= Given instruction =
Retype the data that follows line by line, exactly, and leave its pictures out.

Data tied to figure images

⟨

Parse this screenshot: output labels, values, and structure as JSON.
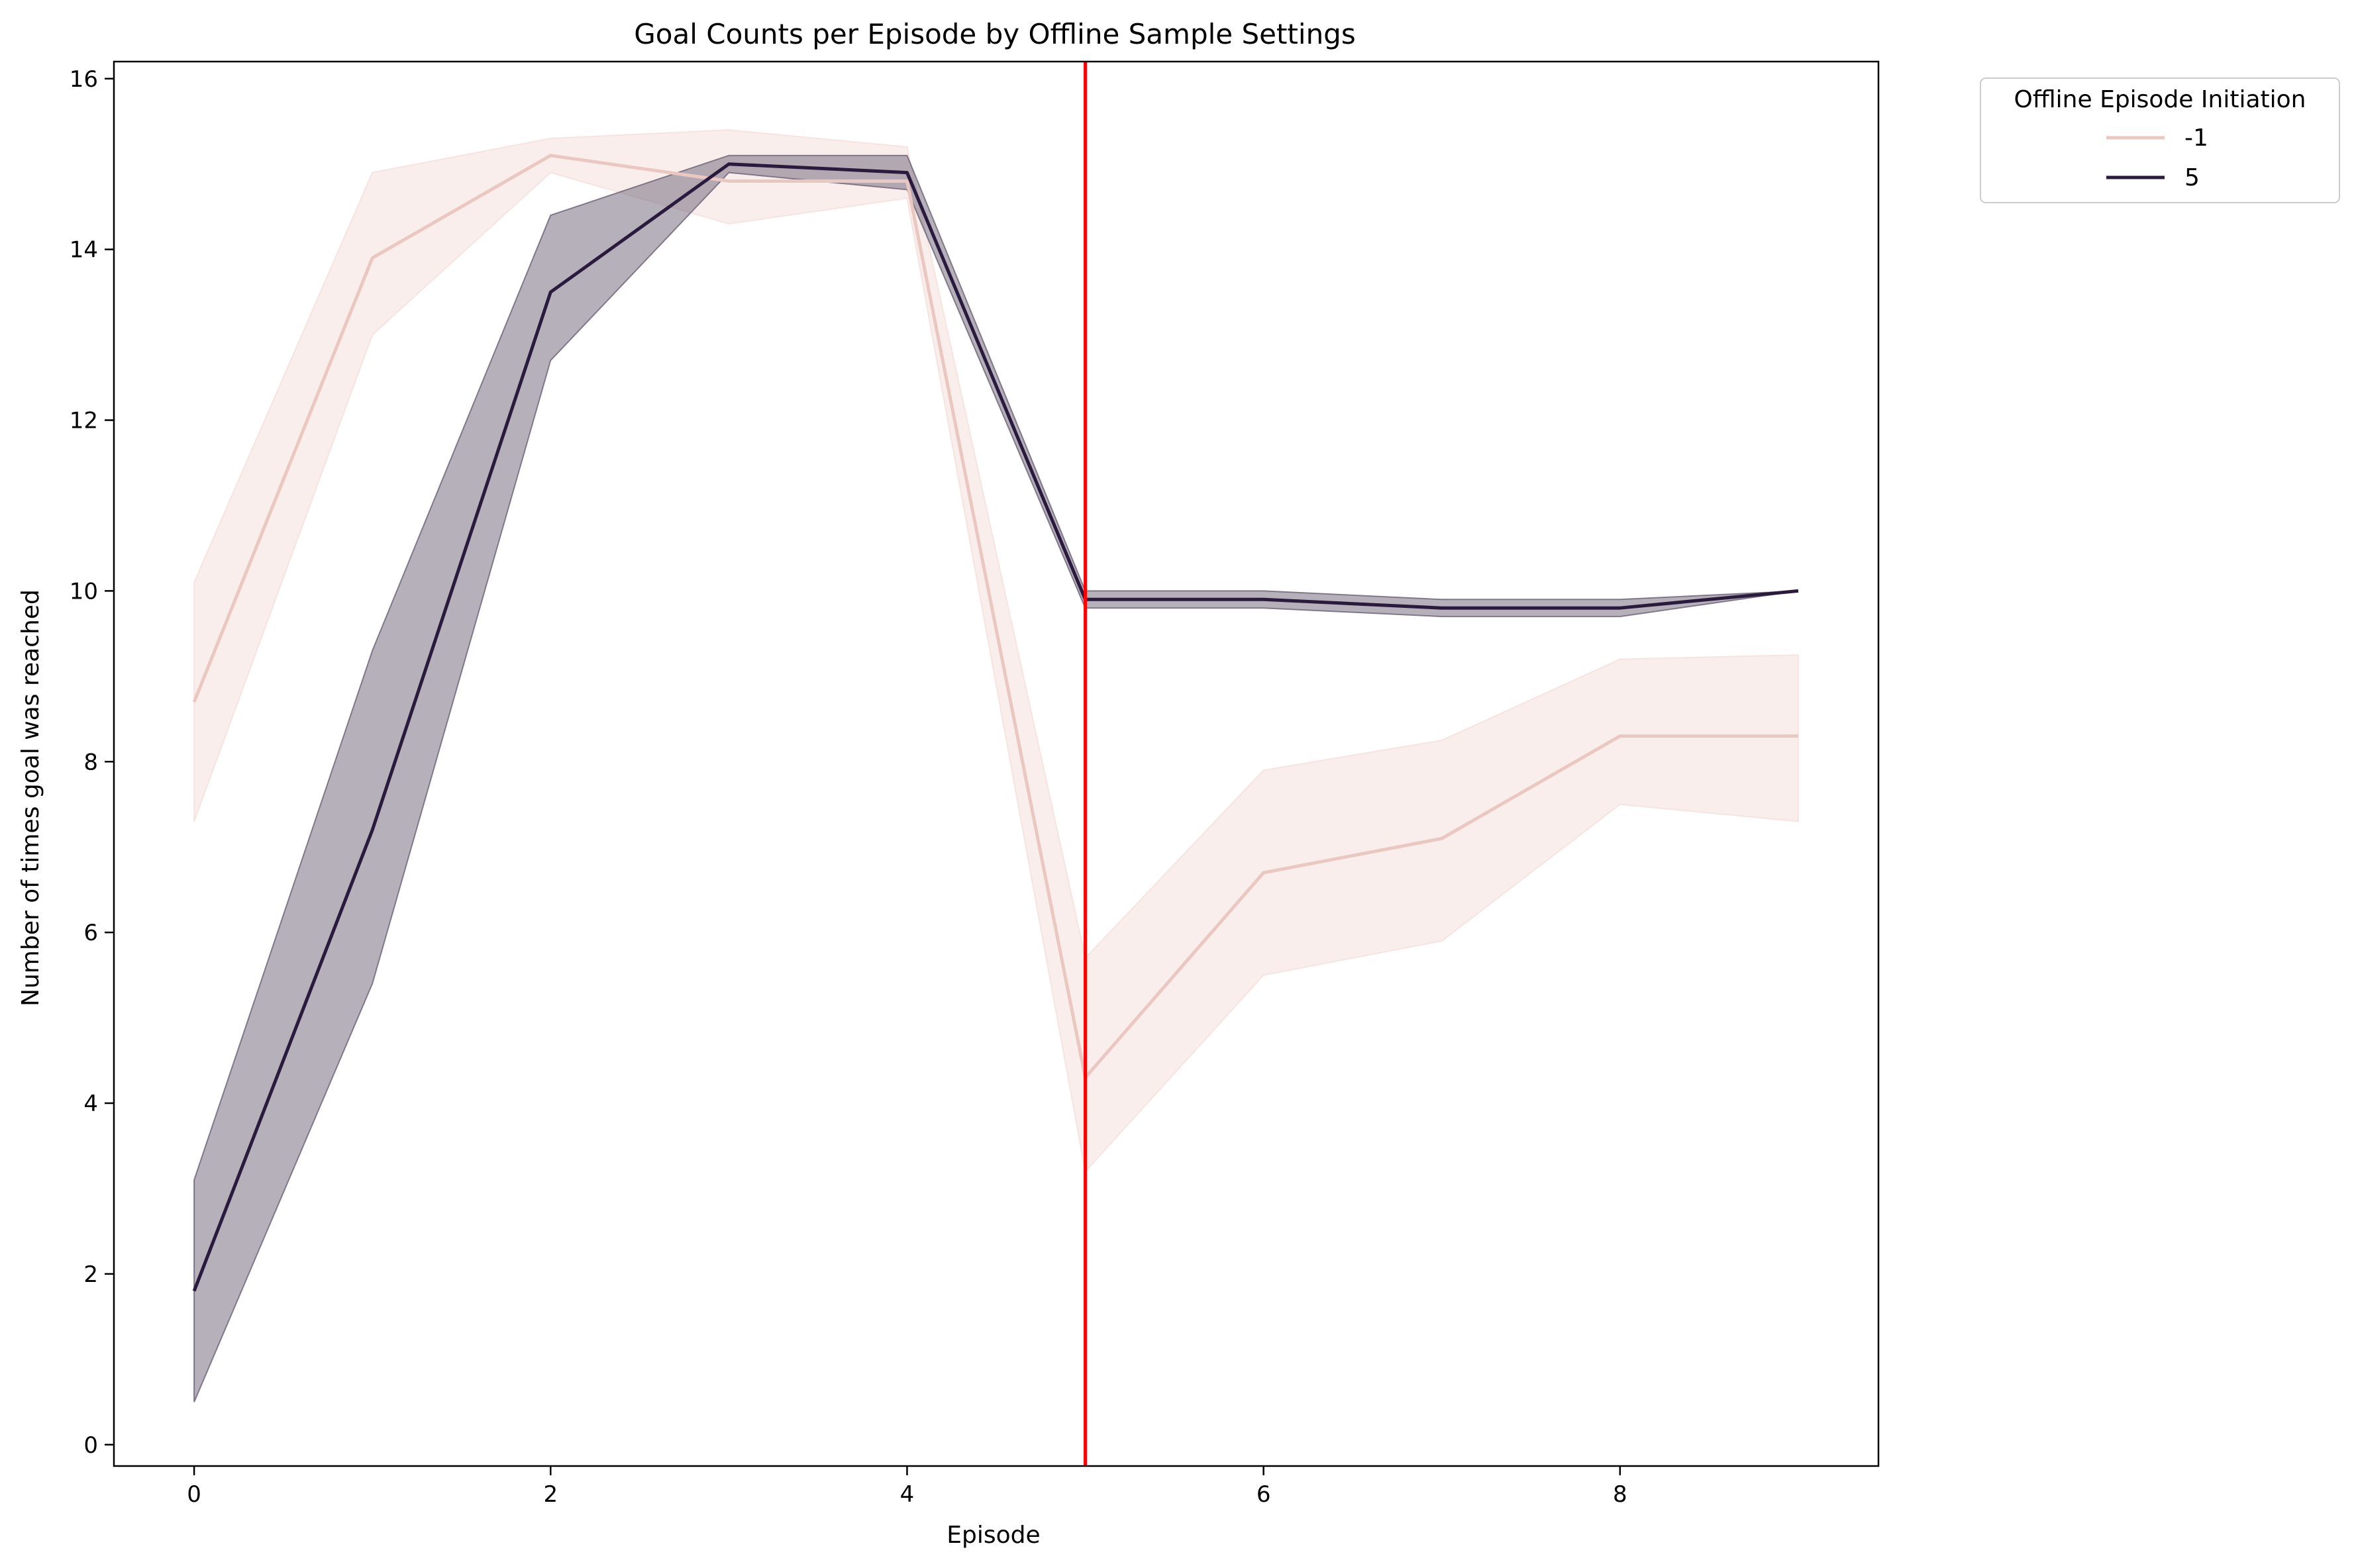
{
  "chart_data": {
    "type": "line",
    "title": "Goal Counts per Episode by Offline Sample Settings",
    "xlabel": "Episode",
    "ylabel": "Number of times goal was reached",
    "xlim": [
      -0.45,
      9.45
    ],
    "ylim": [
      -0.25,
      16.2
    ],
    "x_ticks": [
      0,
      2,
      4,
      6,
      8
    ],
    "y_ticks": [
      0,
      2,
      4,
      6,
      8,
      10,
      12,
      14,
      16
    ],
    "grid": false,
    "x": [
      0,
      1,
      2,
      3,
      4,
      5,
      6,
      7,
      8,
      9
    ],
    "series": [
      {
        "name": "-1",
        "color": "#ebc7c2",
        "band_color": "#f4e0dc",
        "values": [
          8.7,
          13.9,
          15.1,
          14.8,
          14.8,
          4.3,
          6.7,
          7.1,
          8.3,
          8.3
        ],
        "ci_lower": [
          7.3,
          13.0,
          14.9,
          14.3,
          14.6,
          3.2,
          5.5,
          5.9,
          7.5,
          7.3
        ],
        "ci_upper": [
          10.1,
          14.9,
          15.3,
          15.4,
          15.2,
          5.7,
          7.9,
          8.25,
          9.2,
          9.25
        ]
      },
      {
        "name": "5",
        "color": "#2a1a3d",
        "band_color": "#6b6176",
        "values": [
          1.8,
          7.2,
          13.5,
          15.0,
          14.9,
          9.9,
          9.9,
          9.8,
          9.8,
          10.0
        ],
        "ci_lower": [
          0.5,
          5.4,
          12.7,
          14.9,
          14.7,
          9.8,
          9.8,
          9.7,
          9.7,
          10.0
        ],
        "ci_upper": [
          3.1,
          9.3,
          14.4,
          15.1,
          15.1,
          10.0,
          10.0,
          9.9,
          9.9,
          10.0
        ]
      }
    ],
    "vline": {
      "x": 5,
      "color": "#ff0000"
    },
    "legend": {
      "title": "Offline Episode Initiation",
      "placement": "outside-top-right"
    }
  }
}
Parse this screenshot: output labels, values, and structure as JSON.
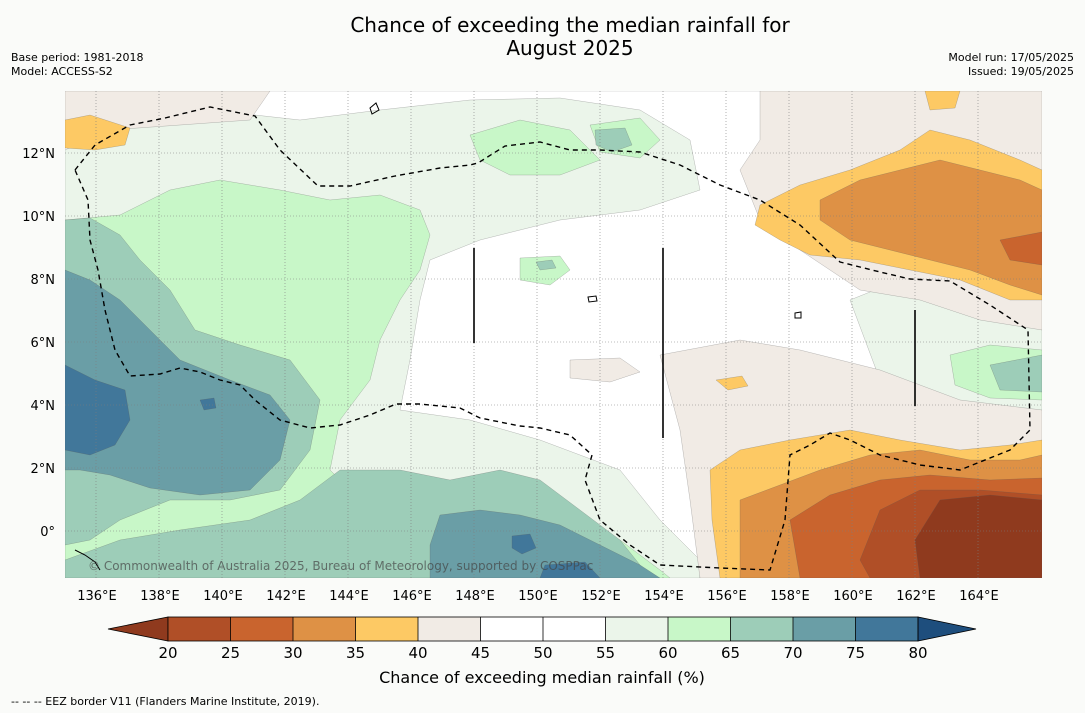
{
  "header": {
    "title_line1": "Chance of exceeding the median rainfall for",
    "title_line2": "August 2025",
    "base_period": "Base period: 1981-2018",
    "model": "Model: ACCESS-S2",
    "model_run": "Model run: 17/05/2025",
    "issued": "Issued: 19/05/2025"
  },
  "map": {
    "x_ticks": [
      "136°E",
      "138°E",
      "140°E",
      "142°E",
      "144°E",
      "146°E",
      "148°E",
      "150°E",
      "152°E",
      "154°E",
      "156°E",
      "158°E",
      "160°E",
      "162°E",
      "164°E"
    ],
    "y_ticks": [
      "12°N",
      "10°N",
      "8°N",
      "6°N",
      "4°N",
      "2°N",
      "0°"
    ],
    "copyright": "© Commonwealth of Australia 2025, Bureau of Meteorology, supported by COSPPac"
  },
  "colorbar": {
    "label": "Chance of exceeding median rainfall (%)",
    "ticks": [
      "20",
      "25",
      "30",
      "35",
      "40",
      "45",
      "50",
      "55",
      "60",
      "65",
      "70",
      "75",
      "80"
    ],
    "low_extend_color": "#8f3a1e",
    "high_extend_color": "#1e4e7d",
    "bin_colors": [
      "#b04f27",
      "#c9642e",
      "#de9145",
      "#fdc964",
      "#f1ebe5",
      "#ffffff",
      "#ffffff",
      "#ebf5ea",
      "#c8f7c8",
      "#9dcdb8",
      "#6a9ea6",
      "#41779a"
    ]
  },
  "colors": {
    "c20": "#8f3a1e",
    "c25": "#b04f27",
    "c30": "#c9642e",
    "c35": "#de9145",
    "c40": "#fdc964",
    "c45": "#f1ebe5",
    "c50": "#ffffff",
    "c60": "#ebf5ea",
    "c65": "#c8f7c8",
    "c70": "#9dcdb8",
    "c75": "#6a9ea6",
    "c80": "#41779a"
  },
  "footnote": "--  --  -- EEZ border V11 (Flanders Marine Institute, 2019)."
}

⟩

= Response to the exercise =
Parse this screenshot: output labels, values, and structure as JSON.
{
  "chart_data": {
    "type": "line",
    "title": "Goal Counts per Episode by Offline Sample Settings",
    "xlabel": "Episode",
    "ylabel": "Number of times goal was reached",
    "xlim": [
      -0.45,
      9.45
    ],
    "ylim": [
      -0.25,
      16.2
    ],
    "x_ticks": [
      0,
      2,
      4,
      6,
      8
    ],
    "y_ticks": [
      0,
      2,
      4,
      6,
      8,
      10,
      12,
      14,
      16
    ],
    "grid": false,
    "x": [
      0,
      1,
      2,
      3,
      4,
      5,
      6,
      7,
      8,
      9
    ],
    "series": [
      {
        "name": "-1",
        "color": "#ebc7c2",
        "band_color": "#f4e0dc",
        "values": [
          8.7,
          13.9,
          15.1,
          14.8,
          14.8,
          4.3,
          6.7,
          7.1,
          8.3,
          8.3
        ],
        "ci_lower": [
          7.3,
          13.0,
          14.9,
          14.3,
          14.6,
          3.2,
          5.5,
          5.9,
          7.5,
          7.3
        ],
        "ci_upper": [
          10.1,
          14.9,
          15.3,
          15.4,
          15.2,
          5.7,
          7.9,
          8.25,
          9.2,
          9.25
        ]
      },
      {
        "name": "5",
        "color": "#2a1a3d",
        "band_color": "#6b6176",
        "values": [
          1.8,
          7.2,
          13.5,
          15.0,
          14.9,
          9.9,
          9.9,
          9.8,
          9.8,
          10.0
        ],
        "ci_lower": [
          0.5,
          5.4,
          12.7,
          14.9,
          14.7,
          9.8,
          9.8,
          9.7,
          9.7,
          10.0
        ],
        "ci_upper": [
          3.1,
          9.3,
          14.4,
          15.1,
          15.1,
          10.0,
          10.0,
          9.9,
          9.9,
          10.0
        ]
      }
    ],
    "vline": {
      "x": 5,
      "color": "#ff0000"
    },
    "legend": {
      "title": "Offline Episode Initiation",
      "placement": "outside-top-right"
    }
  }
}
Parse this screenshot: output labels, values, and structure as JSON.
{
  "header": {
    "title_line1": "Chance of exceeding the median rainfall for",
    "title_line2": "August 2025",
    "base_period": "Base period: 1981-2018",
    "model": "Model: ACCESS-S2",
    "model_run": "Model run: 17/05/2025",
    "issued": "Issued: 19/05/2025"
  },
  "map": {
    "x_ticks": [
      "136°E",
      "138°E",
      "140°E",
      "142°E",
      "144°E",
      "146°E",
      "148°E",
      "150°E",
      "152°E",
      "154°E",
      "156°E",
      "158°E",
      "160°E",
      "162°E",
      "164°E"
    ],
    "y_ticks": [
      "12°N",
      "10°N",
      "8°N",
      "6°N",
      "4°N",
      "2°N",
      "0°"
    ],
    "copyright": "© Commonwealth of Australia 2025, Bureau of Meteorology, supported by COSPPac"
  },
  "colorbar": {
    "label": "Chance of exceeding median rainfall (%)",
    "ticks": [
      "20",
      "25",
      "30",
      "35",
      "40",
      "45",
      "50",
      "55",
      "60",
      "65",
      "70",
      "75",
      "80"
    ],
    "low_extend_color": "#8f3a1e",
    "high_extend_color": "#1e4e7d",
    "bin_colors": [
      "#b04f27",
      "#c9642e",
      "#de9145",
      "#fdc964",
      "#f1ebe5",
      "#ffffff",
      "#ffffff",
      "#ebf5ea",
      "#c8f7c8",
      "#9dcdb8",
      "#6a9ea6",
      "#41779a"
    ]
  },
  "colors": {
    "c20": "#8f3a1e",
    "c25": "#b04f27",
    "c30": "#c9642e",
    "c35": "#de9145",
    "c40": "#fdc964",
    "c45": "#f1ebe5",
    "c50": "#ffffff",
    "c60": "#ebf5ea",
    "c65": "#c8f7c8",
    "c70": "#9dcdb8",
    "c75": "#6a9ea6",
    "c80": "#41779a"
  },
  "footnote": "--  --  -- EEZ border V11 (Flanders Marine Institute, 2019)."
}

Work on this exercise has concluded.